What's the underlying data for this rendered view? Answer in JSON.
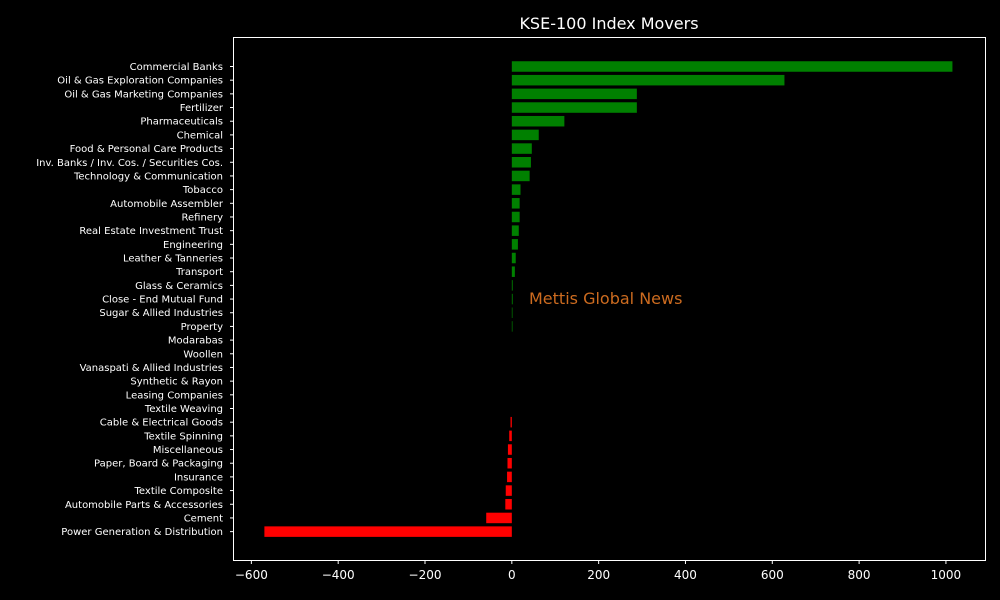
{
  "chart_data": {
    "type": "bar",
    "orientation": "horizontal",
    "title": "KSE-100 Index Movers",
    "xlabel": "",
    "ylabel": "",
    "xlim": [
      -640,
      1090
    ],
    "x_ticks": [
      -600,
      -400,
      -200,
      0,
      200,
      400,
      600,
      800,
      1000
    ],
    "grid": false,
    "positive_color": "#008000",
    "negative_color": "#ff0000",
    "watermark": "Mettis Global News",
    "categories": [
      "Commercial Banks",
      "Oil & Gas Exploration Companies",
      "Oil & Gas Marketing Companies",
      "Fertilizer",
      "Pharmaceuticals",
      "Chemical",
      "Food & Personal Care Products",
      "Inv. Banks / Inv. Cos. / Securities Cos.",
      "Technology & Communication",
      "Tobacco",
      "Automobile Assembler",
      "Refinery",
      "Real Estate Investment Trust",
      "Engineering",
      "Leather & Tanneries",
      "Transport",
      "Glass & Ceramics",
      "Close - End Mutual Fund",
      "Sugar & Allied Industries",
      "Property",
      "Modarabas",
      "Woollen",
      "Vanaspati & Allied Industries",
      "Synthetic & Rayon",
      "Leasing Companies",
      "Textile Weaving",
      "Cable & Electrical Goods",
      "Textile Spinning",
      "Miscellaneous",
      "Paper, Board & Packaging",
      "Insurance",
      "Textile Composite",
      "Automobile Parts & Accessories",
      "Cement",
      "Power Generation & Distribution"
    ],
    "values": [
      1015,
      628,
      288,
      288,
      121,
      62,
      46,
      44,
      41,
      20,
      18,
      18,
      16,
      14,
      9,
      7,
      2,
      2,
      1.5,
      1.5,
      0,
      0,
      0,
      0,
      0,
      0,
      -3,
      -6,
      -9,
      -10,
      -11,
      -14,
      -15,
      -59,
      -570
    ]
  }
}
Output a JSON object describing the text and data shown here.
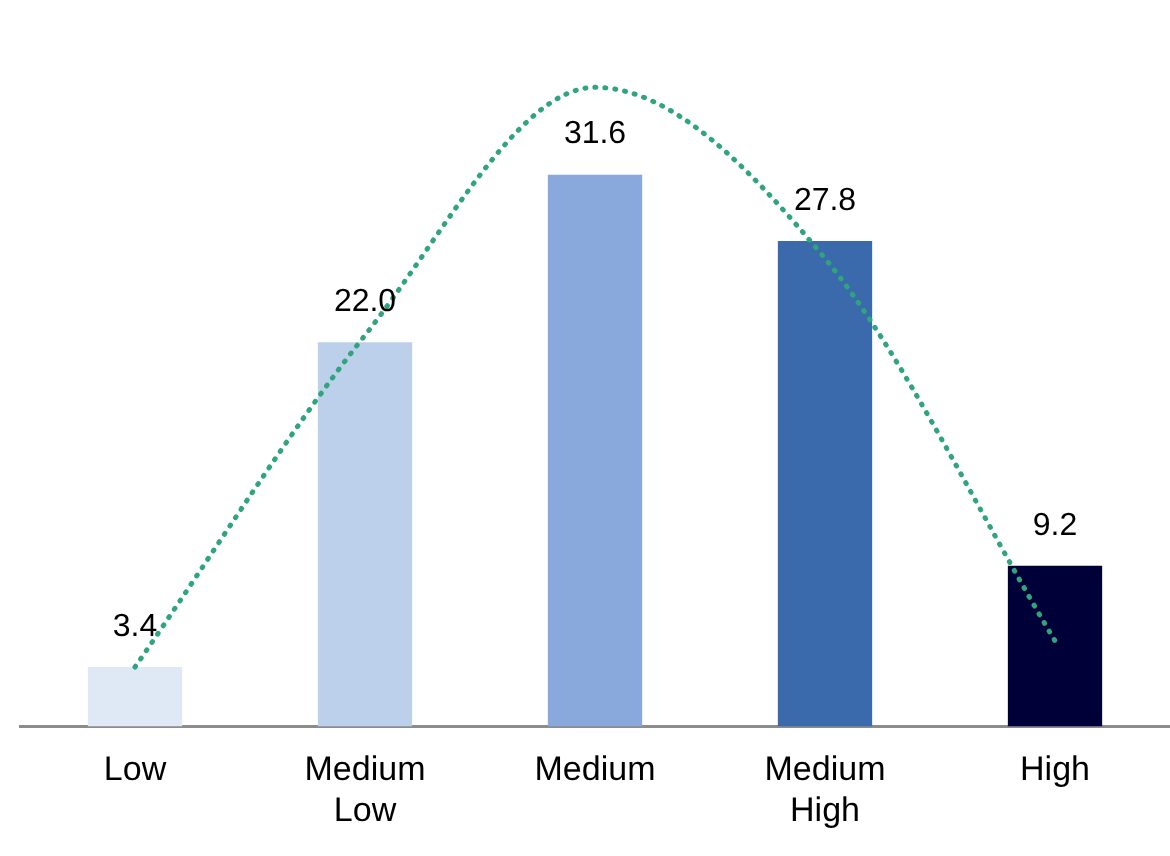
{
  "chart_data": {
    "type": "bar",
    "categories": [
      "Low",
      "Medium Low",
      "Medium",
      "Medium High",
      "High"
    ],
    "grid": false,
    "legend": false,
    "series": [
      {
        "colors": [
          "#dfe8f5",
          "#bcd0ec",
          "#89a9dd",
          "#3a6aab",
          "#000039"
        ],
        "values": [
          3.4,
          22.0,
          31.6,
          27.8,
          9.2
        ],
        "value_labels": [
          "3.4",
          "22.0",
          "31.6",
          "27.8",
          "9.2"
        ]
      },
      {
        "type": "line",
        "color": "#2ea57a",
        "marker": "none",
        "line_style": "dotted",
        "values": [
          3.4,
          22.4,
          36.6,
          26.8,
          4.9
        ]
      }
    ]
  }
}
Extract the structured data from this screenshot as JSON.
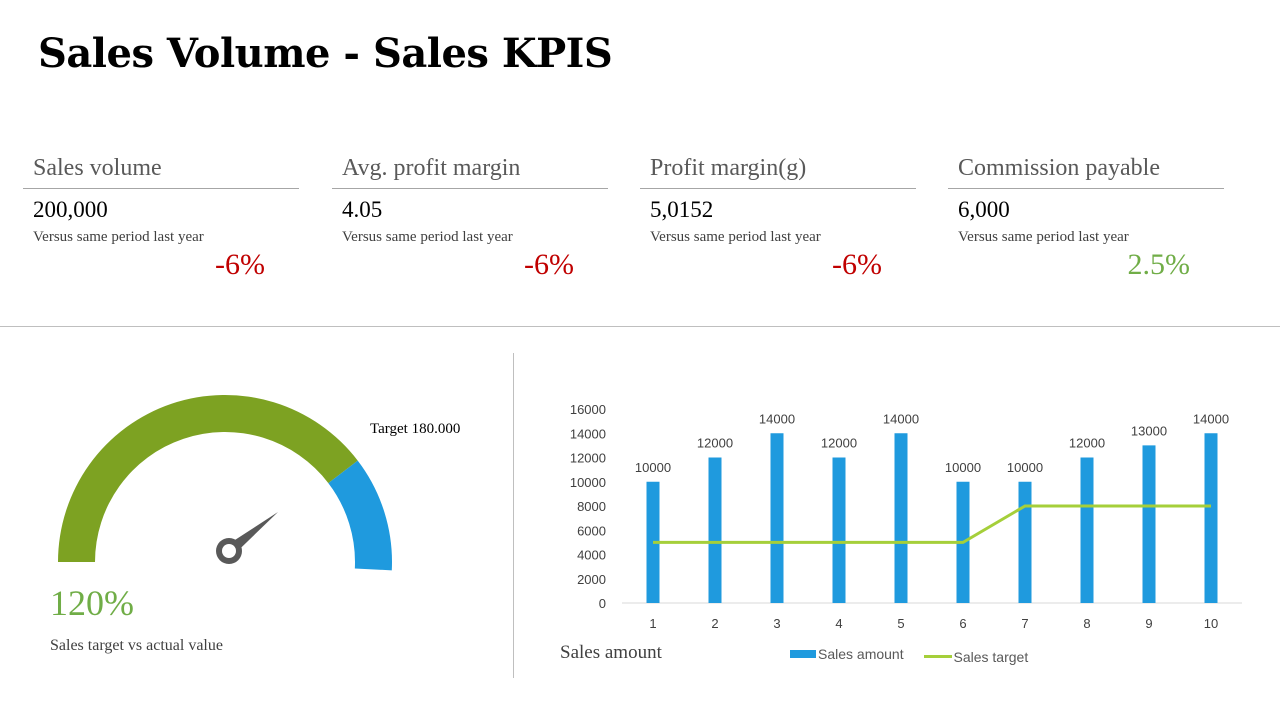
{
  "title": "Sales Volume - Sales KPIS",
  "kpis": [
    {
      "label": "Sales volume",
      "value": "200,000",
      "sub": "Versus same period  last year",
      "change": "-6%",
      "color": "#c00000"
    },
    {
      "label": "Avg. profit margin",
      "value": "4.05",
      "sub": "Versus same period  last year",
      "change": "-6%",
      "color": "#c00000"
    },
    {
      "label": "Profit margin(g)",
      "value": "5,0152",
      "sub": "Versus same period  last year",
      "change": "-6%",
      "color": "#c00000"
    },
    {
      "label": "Commission payable",
      "value": "6,000",
      "sub": "Versus same period  last year",
      "change": "2.5%",
      "color": "#70ad47"
    }
  ],
  "gauge": {
    "target_label": "Target 180.000",
    "value_label": "120%",
    "caption": "Sales target vs actual value",
    "green_fraction": 0.78,
    "green_color": "#7da222",
    "blue_color": "#1f9ade",
    "needle_color": "#595959"
  },
  "chart": {
    "caption": "Sales amount",
    "legend": {
      "bar": "Sales amount",
      "line": "Sales target"
    }
  },
  "chart_data": {
    "type": "bar",
    "categories": [
      "1",
      "2",
      "3",
      "4",
      "5",
      "6",
      "7",
      "8",
      "9",
      "10"
    ],
    "series": [
      {
        "name": "Sales amount",
        "type": "bar",
        "color": "#1f9ade",
        "values": [
          10000,
          12000,
          14000,
          12000,
          14000,
          10000,
          10000,
          12000,
          13000,
          14000
        ]
      },
      {
        "name": "Sales target",
        "type": "line",
        "color": "#a5cf3a",
        "values": [
          5000,
          5000,
          5000,
          5000,
          5000,
          5000,
          8000,
          8000,
          8000,
          8000
        ]
      }
    ],
    "ylim": [
      0,
      16000
    ],
    "yticks": [
      0,
      2000,
      4000,
      6000,
      8000,
      10000,
      12000,
      14000,
      16000
    ],
    "data_labels": true,
    "legend": "bottom"
  }
}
________________
* [Given request]:
Transcribe all the data word for word; the images stay out.

* [Task solution]:
What's the underlying data for this rendered view? Answer in JSON.
{
  "chart_data": {
    "type": "bar",
    "orientation": "horizontal",
    "title": "KSE-100 Index Movers",
    "xlabel": "",
    "ylabel": "",
    "xlim": [
      -640,
      1090
    ],
    "x_ticks": [
      -600,
      -400,
      -200,
      0,
      200,
      400,
      600,
      800,
      1000
    ],
    "grid": false,
    "positive_color": "#008000",
    "negative_color": "#ff0000",
    "watermark": "Mettis Global News",
    "categories": [
      "Commercial Banks",
      "Oil & Gas Exploration Companies",
      "Oil & Gas Marketing Companies",
      "Fertilizer",
      "Pharmaceuticals",
      "Chemical",
      "Food & Personal Care Products",
      "Inv. Banks / Inv. Cos. / Securities Cos.",
      "Technology & Communication",
      "Tobacco",
      "Automobile Assembler",
      "Refinery",
      "Real Estate Investment Trust",
      "Engineering",
      "Leather & Tanneries",
      "Transport",
      "Glass & Ceramics",
      "Close - End Mutual Fund",
      "Sugar & Allied Industries",
      "Property",
      "Modarabas",
      "Woollen",
      "Vanaspati & Allied Industries",
      "Synthetic & Rayon",
      "Leasing Companies",
      "Textile Weaving",
      "Cable & Electrical Goods",
      "Textile Spinning",
      "Miscellaneous",
      "Paper, Board & Packaging",
      "Insurance",
      "Textile Composite",
      "Automobile Parts & Accessories",
      "Cement",
      "Power Generation & Distribution"
    ],
    "values": [
      1015,
      628,
      288,
      288,
      121,
      62,
      46,
      44,
      41,
      20,
      18,
      18,
      16,
      14,
      9,
      7,
      2,
      2,
      1.5,
      1.5,
      0,
      0,
      0,
      0,
      0,
      0,
      -3,
      -6,
      -9,
      -10,
      -11,
      -14,
      -15,
      -59,
      -570
    ]
  }
}
Output a JSON object describing the text and data shown here.
{
  "chart_data": {
    "type": "bar",
    "categories": [
      "Low",
      "Medium Low",
      "Medium",
      "Medium High",
      "High"
    ],
    "grid": false,
    "legend": false,
    "series": [
      {
        "colors": [
          "#dfe8f5",
          "#bcd0ec",
          "#89a9dd",
          "#3a6aab",
          "#000039"
        ],
        "values": [
          3.4,
          22.0,
          31.6,
          27.8,
          9.2
        ],
        "value_labels": [
          "3.4",
          "22.0",
          "31.6",
          "27.8",
          "9.2"
        ]
      },
      {
        "type": "line",
        "color": "#2ea57a",
        "marker": "none",
        "line_style": "dotted",
        "values": [
          3.4,
          22.4,
          36.6,
          26.8,
          4.9
        ]
      }
    ]
  }
}
Extract the structured data from this screenshot as JSON.
{
  "title": "Sales Volume - Sales KPIS",
  "kpis": [
    {
      "label": "Sales volume",
      "value": "200,000",
      "sub": "Versus same period  last year",
      "change": "-6%",
      "color": "#c00000"
    },
    {
      "label": "Avg. profit margin",
      "value": "4.05",
      "sub": "Versus same period  last year",
      "change": "-6%",
      "color": "#c00000"
    },
    {
      "label": "Profit margin(g)",
      "value": "5,0152",
      "sub": "Versus same period  last year",
      "change": "-6%",
      "color": "#c00000"
    },
    {
      "label": "Commission payable",
      "value": "6,000",
      "sub": "Versus same period  last year",
      "change": "2.5%",
      "color": "#70ad47"
    }
  ],
  "gauge": {
    "target_label": "Target 180.000",
    "value_label": "120%",
    "caption": "Sales target vs actual value",
    "green_fraction": 0.78,
    "green_color": "#7da222",
    "blue_color": "#1f9ade",
    "needle_color": "#595959"
  },
  "chart": {
    "caption": "Sales amount",
    "legend": {
      "bar": "Sales amount",
      "line": "Sales target"
    }
  },
  "chart_data": {
    "type": "bar",
    "categories": [
      "1",
      "2",
      "3",
      "4",
      "5",
      "6",
      "7",
      "8",
      "9",
      "10"
    ],
    "series": [
      {
        "name": "Sales amount",
        "type": "bar",
        "color": "#1f9ade",
        "values": [
          10000,
          12000,
          14000,
          12000,
          14000,
          10000,
          10000,
          12000,
          13000,
          14000
        ]
      },
      {
        "name": "Sales target",
        "type": "line",
        "color": "#a5cf3a",
        "values": [
          5000,
          5000,
          5000,
          5000,
          5000,
          5000,
          8000,
          8000,
          8000,
          8000
        ]
      }
    ],
    "ylim": [
      0,
      16000
    ],
    "yticks": [
      0,
      2000,
      4000,
      6000,
      8000,
      10000,
      12000,
      14000,
      16000
    ],
    "data_labels": true,
    "legend": "bottom"
  }
}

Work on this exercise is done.